Hayley Daen is a sophomore at the University of St Andrews, where she lives in a dinky apartment right across from Tesco, which makes throwing impromptu tea parties a snap.


Adapted from Cris Cain
Makes 75 diamonds


For the sugar syrup:
1/2 cup honey
5 cups sugar
3 cups water
1 cinnamon stick
juice and rind of 1 lemon

For the assembly:
2 pounds raw unsalted pecans
1/2 pound raw unsalted walnuts
1/2 pound raw unsalted almonds
1 cup sugar
2 tablespoons ground cinnamon
1 teaspoon ground cloves
1/2 teaspoon ground nutmeg
2 pounds filo, defrosted
2 pounds butter, melted
75 whole cloves

To make the sugar syrup: Heat the honey, sugar, water, cinnamon stick, and the juice and rind of the lemon (seeds discarded) in a medium saucepan until sugar dissolved. Bring to a boil and boil for two minutes. Set aside.

RECORDED INFORMATION:
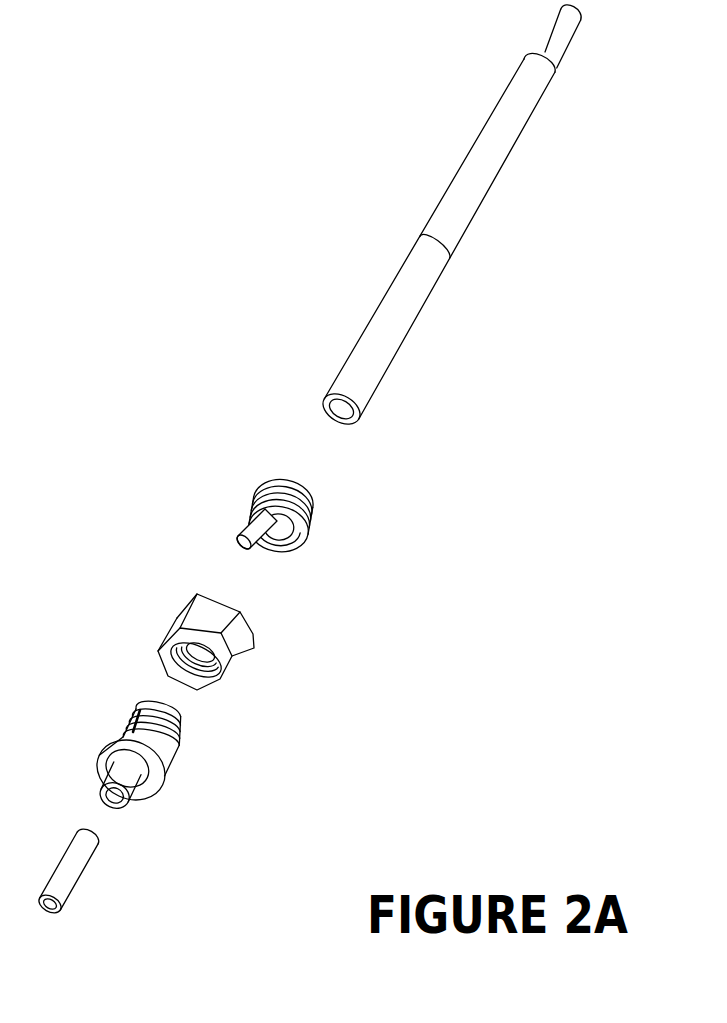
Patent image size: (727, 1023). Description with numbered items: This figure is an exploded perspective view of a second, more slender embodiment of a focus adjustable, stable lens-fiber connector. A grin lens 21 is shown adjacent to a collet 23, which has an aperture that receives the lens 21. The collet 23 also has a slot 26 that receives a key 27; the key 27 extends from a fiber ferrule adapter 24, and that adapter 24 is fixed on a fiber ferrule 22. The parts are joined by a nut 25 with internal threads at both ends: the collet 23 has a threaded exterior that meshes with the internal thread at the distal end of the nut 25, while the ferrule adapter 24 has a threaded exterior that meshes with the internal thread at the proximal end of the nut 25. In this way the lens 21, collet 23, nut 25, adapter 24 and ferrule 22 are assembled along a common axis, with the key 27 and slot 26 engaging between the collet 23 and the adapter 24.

TASK PROMPT: Pick up the nut and filo pastry recipe after the sugar syrup step and continue it from there.

RESPONSE TO THE EXERCISE:
For the filling: Pulse the pecans in a food processor, careful not to turn them into nut butter, until finely ground. Transfer to a large bowl. Repeat with walnuts and almonds. Add sugar, cinnamon, cloves, and nutmeg and mix to combine.

To assemble: Preheat oven to 300°F. Grease an 11x16x2-inch roasting pan.

Open filo packages and lay on a clean surface lined with parchment paper. Cover with another sheet of parchment; lay a damp tea towel over top. Lay one sheet of filo on the bottom of the pan and brush with melted butter, pressing out air bubbles. Repeat until you have a base of 25-30 sheets of filo.

Sprinkle about 1/4 cup nut mixture over filo. Cover with 2-3 sheets of filo. Repeat until all the nuts have been used. Top with 10-20 more sheets of filo, brushing melted butter over each sheet. Refrigerate for 1 hour.

Using a sharp knife, cut into 1-inch wide lengthwise strips, then cut across diagonally to make diamond shapes. Press one whole clove into each diamond.

Bake for 1 1/2 hours until golden and fragrant. Bring syrup back to a boil and pour over warm baklava- it should sizzle. Cool before cutting.

Recipe Index Keywords:

Categories: Campus Cooking, Eating, Featured, and Recipes.
Cooking Method: In the Oven.
Mealtime: Dessert.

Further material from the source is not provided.